(Extracted data entries)
########################################

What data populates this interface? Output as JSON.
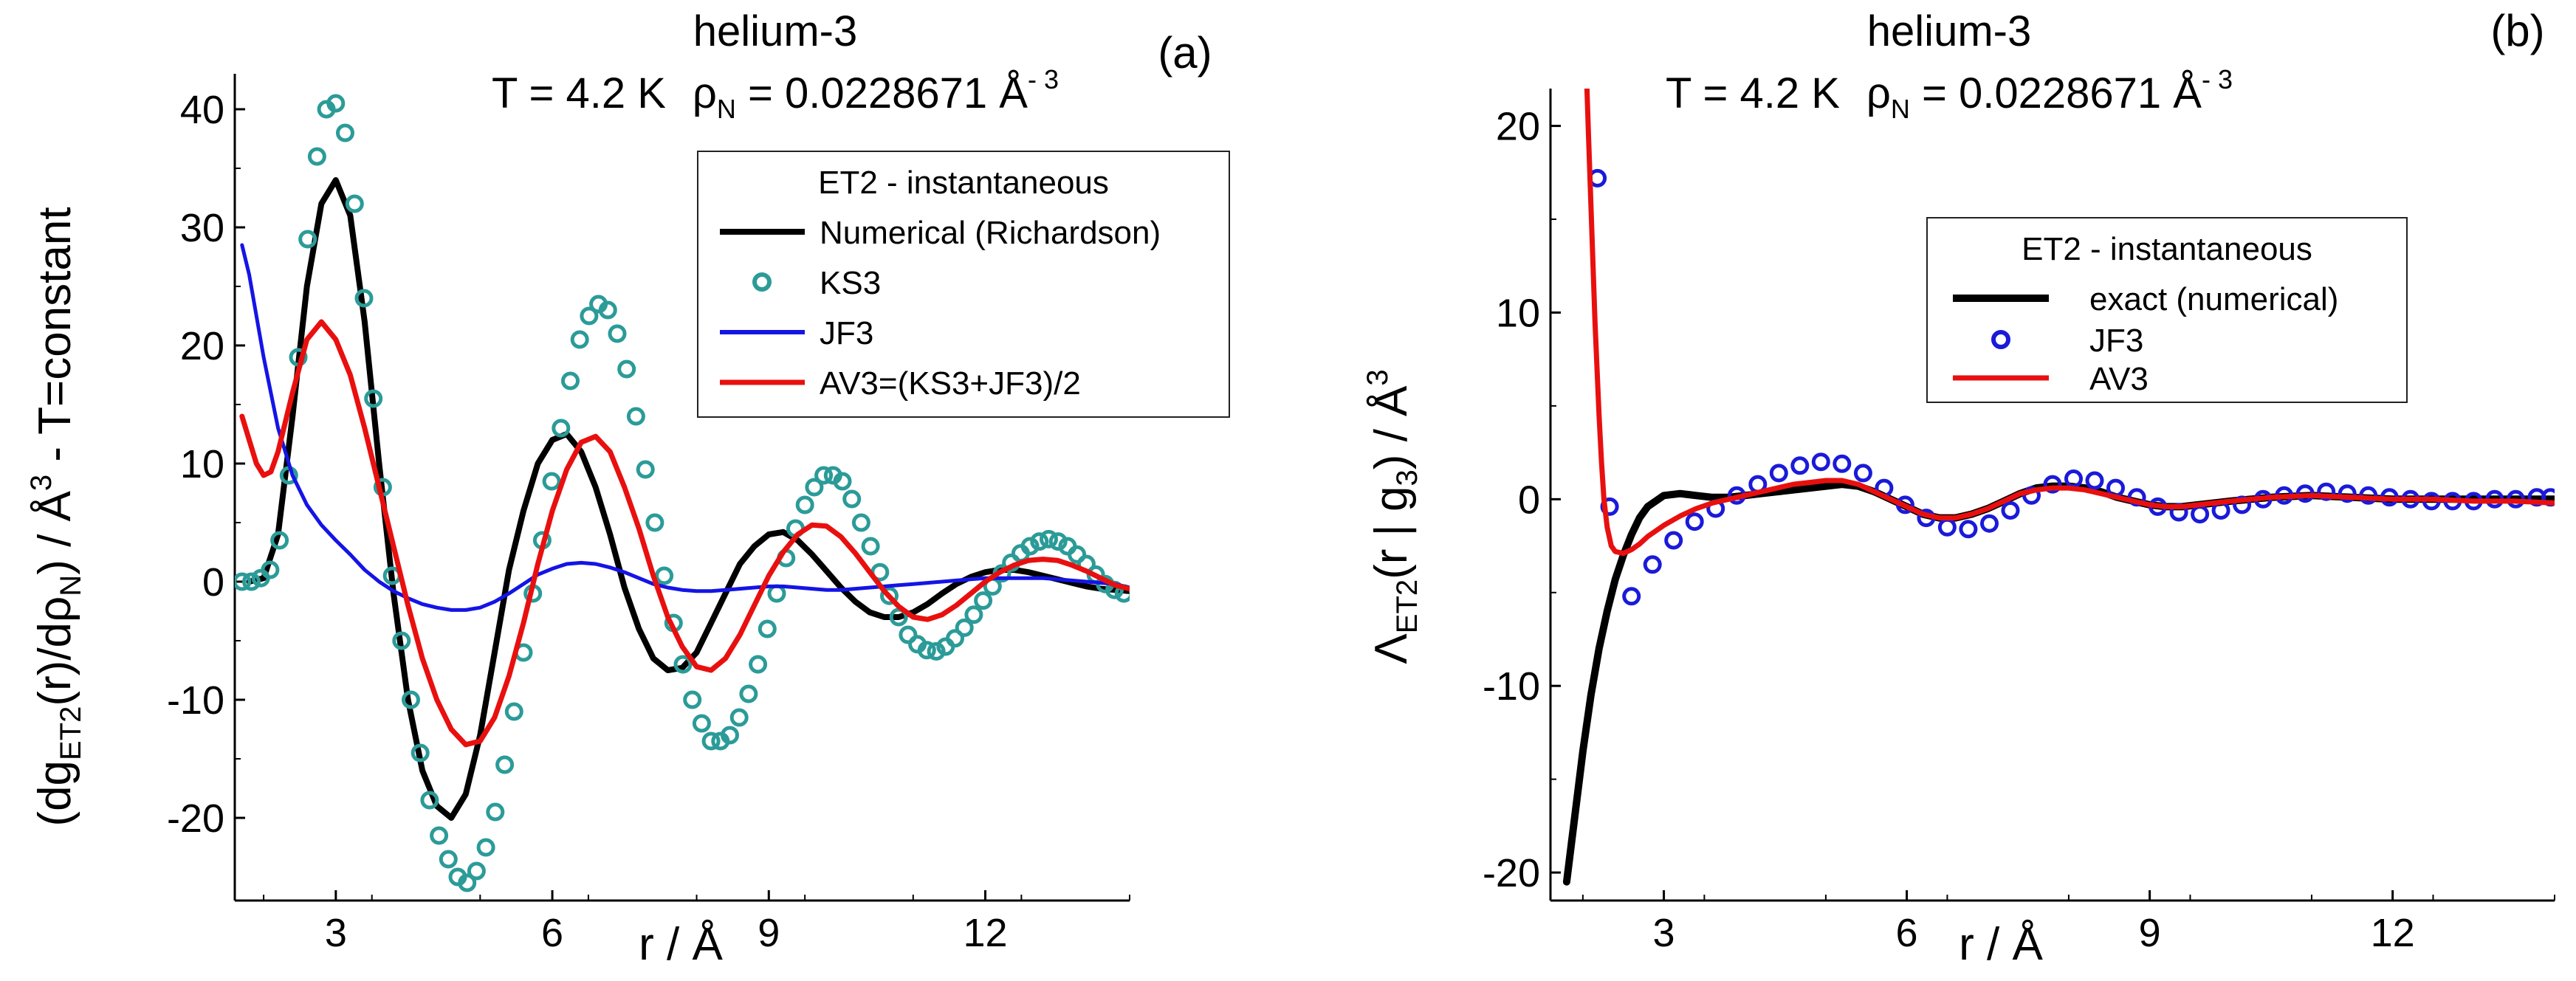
{
  "chart_data": [
    {
      "type": "line",
      "panel_label": "(a)",
      "title": "helium-3",
      "subtitle": {
        "temp": "T = 4.2 K",
        "rho_sym": "ρ",
        "rho_sub": "N",
        "rho_val": " = 0.0228671 Å",
        "rho_exp": "- 3"
      },
      "xlabel": "r / Å",
      "ylabel": {
        "p1": "(dg",
        "sub1": "ET2",
        "p2": "(r)/dρ",
        "sub2": "N",
        "p3": ") / Å",
        "sup": "3",
        "p4": " - T=constant"
      },
      "xlim": [
        1.6,
        14.0
      ],
      "ylim": [
        -27,
        43
      ],
      "xticks": [
        3,
        6,
        9,
        12
      ],
      "xtick_labels": [
        "3",
        "6",
        "9",
        "12"
      ],
      "yticks": [
        -20,
        -10,
        0,
        10,
        20,
        30,
        40
      ],
      "ytick_labels": [
        "-20",
        "-10",
        "0",
        "10",
        "20",
        "30",
        "40"
      ],
      "grid": false,
      "legend": {
        "placement": "top-right",
        "title": "ET2 - instantaneous",
        "entries": [
          "Numerical (Richardson)",
          "KS3",
          "JF3",
          "AV3=(KS3+JF3)/2"
        ]
      },
      "series": [
        {
          "name": "Numerical (Richardson)",
          "color": "#000000",
          "style": "line",
          "x": [
            1.8,
            2.0,
            2.2,
            2.4,
            2.6,
            2.8,
            3.0,
            3.2,
            3.4,
            3.6,
            3.8,
            4.0,
            4.2,
            4.4,
            4.6,
            4.8,
            5.0,
            5.2,
            5.4,
            5.6,
            5.8,
            6.0,
            6.2,
            6.4,
            6.6,
            6.8,
            7.0,
            7.2,
            7.4,
            7.6,
            7.8,
            8.0,
            8.2,
            8.4,
            8.6,
            8.8,
            9.0,
            9.2,
            9.4,
            9.6,
            9.8,
            10.0,
            10.2,
            10.4,
            10.6,
            10.8,
            11.0,
            11.2,
            11.4,
            11.6,
            11.8,
            12.0,
            12.2,
            12.4,
            12.6,
            12.8,
            13.0,
            13.2,
            13.4,
            13.6,
            13.8,
            14.0
          ],
          "y": [
            0.0,
            0.3,
            4.0,
            14.0,
            25.0,
            32.0,
            34.0,
            31.0,
            22.0,
            10.0,
            -1.0,
            -10.0,
            -16.0,
            -19.0,
            -20.0,
            -18.0,
            -13.0,
            -6.0,
            1.0,
            6.0,
            10.0,
            12.0,
            12.5,
            11.0,
            8.0,
            4.0,
            -0.5,
            -4.0,
            -6.5,
            -7.5,
            -7.3,
            -6.0,
            -3.5,
            -1.0,
            1.5,
            3.0,
            4.0,
            4.2,
            3.5,
            2.3,
            0.9,
            -0.5,
            -1.7,
            -2.6,
            -3.0,
            -3.0,
            -2.6,
            -1.9,
            -1.0,
            -0.2,
            0.4,
            0.8,
            1.0,
            1.0,
            0.8,
            0.5,
            0.2,
            -0.1,
            -0.4,
            -0.6,
            -0.7,
            -0.8
          ]
        },
        {
          "name": "KS3",
          "color": "#2b9b98",
          "style": "markers",
          "x": [
            1.7,
            1.83,
            1.96,
            2.09,
            2.22,
            2.35,
            2.48,
            2.61,
            2.74,
            2.87,
            3.0,
            3.13,
            3.26,
            3.39,
            3.52,
            3.65,
            3.78,
            3.91,
            4.04,
            4.17,
            4.3,
            4.43,
            4.56,
            4.69,
            4.82,
            4.95,
            5.08,
            5.21,
            5.34,
            5.47,
            5.6,
            5.73,
            5.86,
            5.99,
            6.12,
            6.25,
            6.38,
            6.51,
            6.64,
            6.77,
            6.9,
            7.03,
            7.16,
            7.29,
            7.42,
            7.55,
            7.68,
            7.81,
            7.94,
            8.07,
            8.2,
            8.33,
            8.46,
            8.59,
            8.72,
            8.85,
            8.98,
            9.11,
            9.24,
            9.37,
            9.5,
            9.63,
            9.76,
            9.89,
            10.02,
            10.15,
            10.28,
            10.41,
            10.54,
            10.67,
            10.8,
            10.93,
            11.06,
            11.19,
            11.32,
            11.45,
            11.58,
            11.71,
            11.84,
            11.97,
            12.1,
            12.23,
            12.36,
            12.49,
            12.62,
            12.75,
            12.88,
            13.01,
            13.14,
            13.27,
            13.4,
            13.53,
            13.66,
            13.79,
            13.92
          ],
          "y": [
            0.0,
            0.0,
            0.3,
            1.0,
            3.5,
            9.0,
            19.0,
            29.0,
            36.0,
            40.0,
            40.5,
            38.0,
            32.0,
            24.0,
            15.5,
            8.0,
            0.5,
            -5.0,
            -10.0,
            -14.5,
            -18.5,
            -21.5,
            -23.5,
            -25.0,
            -25.5,
            -24.5,
            -22.5,
            -19.5,
            -15.5,
            -11.0,
            -6.0,
            -1.0,
            3.5,
            8.5,
            13.0,
            17.0,
            20.5,
            22.5,
            23.5,
            23.0,
            21.0,
            18.0,
            14.0,
            9.5,
            5.0,
            0.5,
            -3.5,
            -7.0,
            -10.0,
            -12.0,
            -13.5,
            -13.5,
            -13.0,
            -11.5,
            -9.5,
            -7.0,
            -4.0,
            -1.0,
            2.0,
            4.5,
            6.5,
            8.0,
            9.0,
            9.0,
            8.5,
            7.0,
            5.0,
            3.0,
            0.8,
            -1.2,
            -3.0,
            -4.5,
            -5.3,
            -5.8,
            -5.9,
            -5.5,
            -4.8,
            -3.9,
            -2.8,
            -1.6,
            -0.4,
            0.7,
            1.6,
            2.4,
            3.0,
            3.4,
            3.6,
            3.4,
            3.0,
            2.3,
            1.5,
            0.6,
            -0.2,
            -0.7,
            -1.0
          ]
        },
        {
          "name": "JF3",
          "color": "#1414e6",
          "style": "line",
          "x": [
            1.7,
            1.8,
            2.0,
            2.2,
            2.4,
            2.6,
            2.8,
            3.0,
            3.2,
            3.4,
            3.6,
            3.8,
            4.0,
            4.2,
            4.4,
            4.6,
            4.8,
            5.0,
            5.2,
            5.4,
            5.6,
            5.8,
            6.0,
            6.2,
            6.4,
            6.6,
            6.8,
            7.0,
            7.2,
            7.4,
            7.6,
            7.8,
            8.0,
            8.2,
            8.4,
            8.6,
            8.8,
            9.0,
            9.2,
            9.4,
            9.6,
            9.8,
            10.0,
            10.2,
            10.4,
            10.6,
            10.8,
            11.0,
            11.2,
            11.4,
            11.6,
            11.8,
            12.0,
            12.2,
            12.4,
            12.6,
            12.8,
            13.0,
            13.2,
            13.4,
            13.6,
            13.8,
            14.0
          ],
          "y": [
            28.5,
            26.0,
            19.0,
            13.0,
            9.0,
            6.5,
            4.8,
            3.5,
            2.3,
            1.0,
            0.0,
            -0.8,
            -1.4,
            -1.9,
            -2.2,
            -2.4,
            -2.4,
            -2.2,
            -1.7,
            -1.0,
            -0.2,
            0.6,
            1.1,
            1.5,
            1.6,
            1.5,
            1.2,
            0.8,
            0.3,
            -0.2,
            -0.5,
            -0.7,
            -0.8,
            -0.8,
            -0.7,
            -0.6,
            -0.5,
            -0.4,
            -0.4,
            -0.5,
            -0.6,
            -0.7,
            -0.7,
            -0.6,
            -0.5,
            -0.4,
            -0.3,
            -0.2,
            -0.1,
            0.0,
            0.1,
            0.2,
            0.3,
            0.3,
            0.3,
            0.3,
            0.3,
            0.2,
            0.1,
            0.0,
            -0.1,
            -0.2,
            -0.5
          ]
        },
        {
          "name": "AV3=(KS3+JF3)/2",
          "color": "#e8100f",
          "style": "line",
          "x": [
            1.7,
            1.8,
            1.9,
            2.0,
            2.1,
            2.2,
            2.4,
            2.6,
            2.8,
            3.0,
            3.2,
            3.4,
            3.6,
            3.8,
            4.0,
            4.2,
            4.4,
            4.6,
            4.8,
            5.0,
            5.2,
            5.4,
            5.6,
            5.8,
            6.0,
            6.2,
            6.4,
            6.6,
            6.8,
            7.0,
            7.2,
            7.4,
            7.6,
            7.8,
            8.0,
            8.2,
            8.4,
            8.6,
            8.8,
            9.0,
            9.2,
            9.4,
            9.6,
            9.8,
            10.0,
            10.2,
            10.4,
            10.6,
            10.8,
            11.0,
            11.2,
            11.4,
            11.6,
            11.8,
            12.0,
            12.2,
            12.4,
            12.6,
            12.8,
            13.0,
            13.2,
            13.4,
            13.6,
            13.8,
            14.0
          ],
          "y": [
            14.0,
            12.0,
            10.0,
            9.0,
            9.3,
            11.0,
            16.0,
            20.5,
            22.0,
            20.5,
            17.5,
            13.0,
            8.0,
            3.0,
            -2.0,
            -6.5,
            -10.0,
            -12.5,
            -13.8,
            -13.5,
            -11.5,
            -8.0,
            -3.5,
            1.5,
            6.0,
            9.5,
            11.8,
            12.3,
            11.0,
            8.0,
            4.5,
            0.5,
            -3.0,
            -5.5,
            -7.2,
            -7.5,
            -6.5,
            -4.5,
            -2.0,
            0.5,
            2.5,
            4.0,
            4.8,
            4.7,
            3.8,
            2.4,
            0.8,
            -0.8,
            -2.1,
            -3.0,
            -3.2,
            -2.8,
            -2.0,
            -1.0,
            0.0,
            0.8,
            1.4,
            1.8,
            1.9,
            1.8,
            1.4,
            0.9,
            0.3,
            -0.3,
            -0.6
          ]
        }
      ]
    },
    {
      "type": "line",
      "panel_label": "(b)",
      "title": "helium-3",
      "subtitle": {
        "temp": "T = 4.2 K",
        "rho_sym": "ρ",
        "rho_sub": "N",
        "rho_val": " = 0.0228671 Å",
        "rho_exp": "- 3"
      },
      "xlabel": "r / Å",
      "ylabel": {
        "p1": "Λ",
        "sub1": "ET2",
        "p2": "(r | g",
        "sub2": "3",
        "p3": ") / Å",
        "sup": "3"
      },
      "xlim": [
        1.6,
        14.0
      ],
      "ylim": [
        -21.5,
        22
      ],
      "xticks": [
        3,
        6,
        9,
        12
      ],
      "xtick_labels": [
        "3",
        "6",
        "9",
        "12"
      ],
      "yticks": [
        -20,
        -10,
        0,
        10,
        20
      ],
      "ytick_labels": [
        "-20",
        "-10",
        "0",
        "10",
        "20"
      ],
      "grid": false,
      "legend": {
        "placement": "top-right",
        "title": "ET2 - instantaneous",
        "entries": [
          "exact (numerical)",
          "JF3",
          "AV3"
        ]
      },
      "series": [
        {
          "name": "exact (numerical)",
          "color": "#000000",
          "style": "line",
          "x": [
            1.8,
            1.9,
            2.0,
            2.1,
            2.2,
            2.3,
            2.4,
            2.5,
            2.6,
            2.7,
            2.8,
            3.0,
            3.2,
            3.4,
            3.6,
            3.8,
            4.0,
            4.2,
            4.4,
            4.6,
            4.8,
            5.0,
            5.2,
            5.4,
            5.6,
            5.8,
            6.0,
            6.2,
            6.4,
            6.6,
            6.8,
            7.0,
            7.2,
            7.4,
            7.6,
            7.8,
            8.0,
            8.2,
            8.4,
            8.6,
            8.8,
            9.0,
            9.2,
            9.4,
            9.6,
            9.8,
            10.0,
            10.5,
            11.0,
            11.5,
            12.0,
            12.5,
            13.0,
            13.5,
            14.0
          ],
          "y": [
            -20.5,
            -17.0,
            -13.5,
            -10.5,
            -8.0,
            -6.0,
            -4.3,
            -3.0,
            -1.9,
            -1.0,
            -0.4,
            0.2,
            0.3,
            0.2,
            0.1,
            0.1,
            0.2,
            0.3,
            0.4,
            0.5,
            0.6,
            0.7,
            0.8,
            0.7,
            0.4,
            0.0,
            -0.4,
            -0.8,
            -1.0,
            -1.0,
            -0.8,
            -0.5,
            -0.1,
            0.3,
            0.6,
            0.7,
            0.7,
            0.6,
            0.4,
            0.1,
            -0.1,
            -0.3,
            -0.4,
            -0.4,
            -0.3,
            -0.2,
            -0.1,
            0.1,
            0.2,
            0.1,
            0.0,
            0.0,
            0.0,
            0.0,
            0.0
          ]
        },
        {
          "name": "JF3",
          "color": "#1a1ad9",
          "style": "markers",
          "x": [
            2.18,
            2.33,
            2.6,
            2.86,
            3.12,
            3.38,
            3.64,
            3.9,
            4.16,
            4.42,
            4.68,
            4.94,
            5.2,
            5.46,
            5.72,
            5.98,
            6.24,
            6.5,
            6.76,
            7.02,
            7.28,
            7.54,
            7.8,
            8.06,
            8.32,
            8.58,
            8.84,
            9.1,
            9.36,
            9.62,
            9.88,
            10.14,
            10.4,
            10.66,
            10.92,
            11.18,
            11.44,
            11.7,
            11.96,
            12.22,
            12.48,
            12.74,
            13.0,
            13.26,
            13.52,
            13.78,
            13.95
          ],
          "y": [
            17.2,
            -0.4,
            -5.2,
            -3.5,
            -2.2,
            -1.2,
            -0.5,
            0.2,
            0.8,
            1.4,
            1.8,
            2.0,
            1.9,
            1.4,
            0.6,
            -0.3,
            -1.0,
            -1.5,
            -1.6,
            -1.3,
            -0.6,
            0.2,
            0.8,
            1.1,
            1.0,
            0.6,
            0.1,
            -0.4,
            -0.7,
            -0.8,
            -0.6,
            -0.3,
            0.0,
            0.2,
            0.3,
            0.4,
            0.3,
            0.2,
            0.1,
            0.0,
            -0.1,
            -0.1,
            -0.1,
            0.0,
            0.0,
            0.1,
            0.1
          ]
        },
        {
          "name": "AV3",
          "color": "#e8100f",
          "style": "line",
          "x": [
            2.05,
            2.07,
            2.09,
            2.11,
            2.13,
            2.15,
            2.17,
            2.2,
            2.23,
            2.26,
            2.3,
            2.35,
            2.4,
            2.5,
            2.6,
            2.7,
            2.8,
            3.0,
            3.2,
            3.4,
            3.6,
            3.8,
            4.0,
            4.2,
            4.4,
            4.6,
            4.8,
            5.0,
            5.2,
            5.4,
            5.6,
            5.8,
            6.0,
            6.2,
            6.4,
            6.6,
            6.8,
            7.0,
            7.2,
            7.4,
            7.6,
            7.8,
            8.0,
            8.2,
            8.4,
            8.6,
            8.8,
            9.0,
            9.2,
            9.4,
            9.6,
            9.8,
            10.0,
            10.5,
            11.0,
            11.5,
            12.0,
            12.5,
            13.0,
            13.5,
            14.0
          ],
          "y": [
            22.0,
            19.5,
            17.0,
            14.5,
            12.0,
            9.5,
            7.5,
            4.5,
            2.0,
            0.0,
            -1.5,
            -2.5,
            -2.8,
            -2.9,
            -2.7,
            -2.4,
            -2.0,
            -1.4,
            -0.9,
            -0.5,
            -0.2,
            0.0,
            0.2,
            0.4,
            0.6,
            0.8,
            0.9,
            1.0,
            1.0,
            0.8,
            0.4,
            0.0,
            -0.4,
            -0.8,
            -1.0,
            -1.0,
            -0.8,
            -0.5,
            -0.1,
            0.3,
            0.5,
            0.6,
            0.6,
            0.5,
            0.3,
            0.1,
            -0.1,
            -0.3,
            -0.4,
            -0.4,
            -0.3,
            -0.2,
            -0.1,
            0.1,
            0.2,
            0.1,
            0.0,
            0.0,
            -0.1,
            -0.1,
            -0.2
          ]
        }
      ]
    }
  ]
}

########################################

REQUIREMENTS
Go through the material and select each line with the string "name" in it.

PROBLEM SOLUTION
          "name": "Numerical (Richardson)",
          "name": "KS3",
          "name": "JF3",
          "name": "AV3=(KS3+JF3)/2",
          "name": "exact (numerical)",
          "name": "JF3",
          "name": "AV3",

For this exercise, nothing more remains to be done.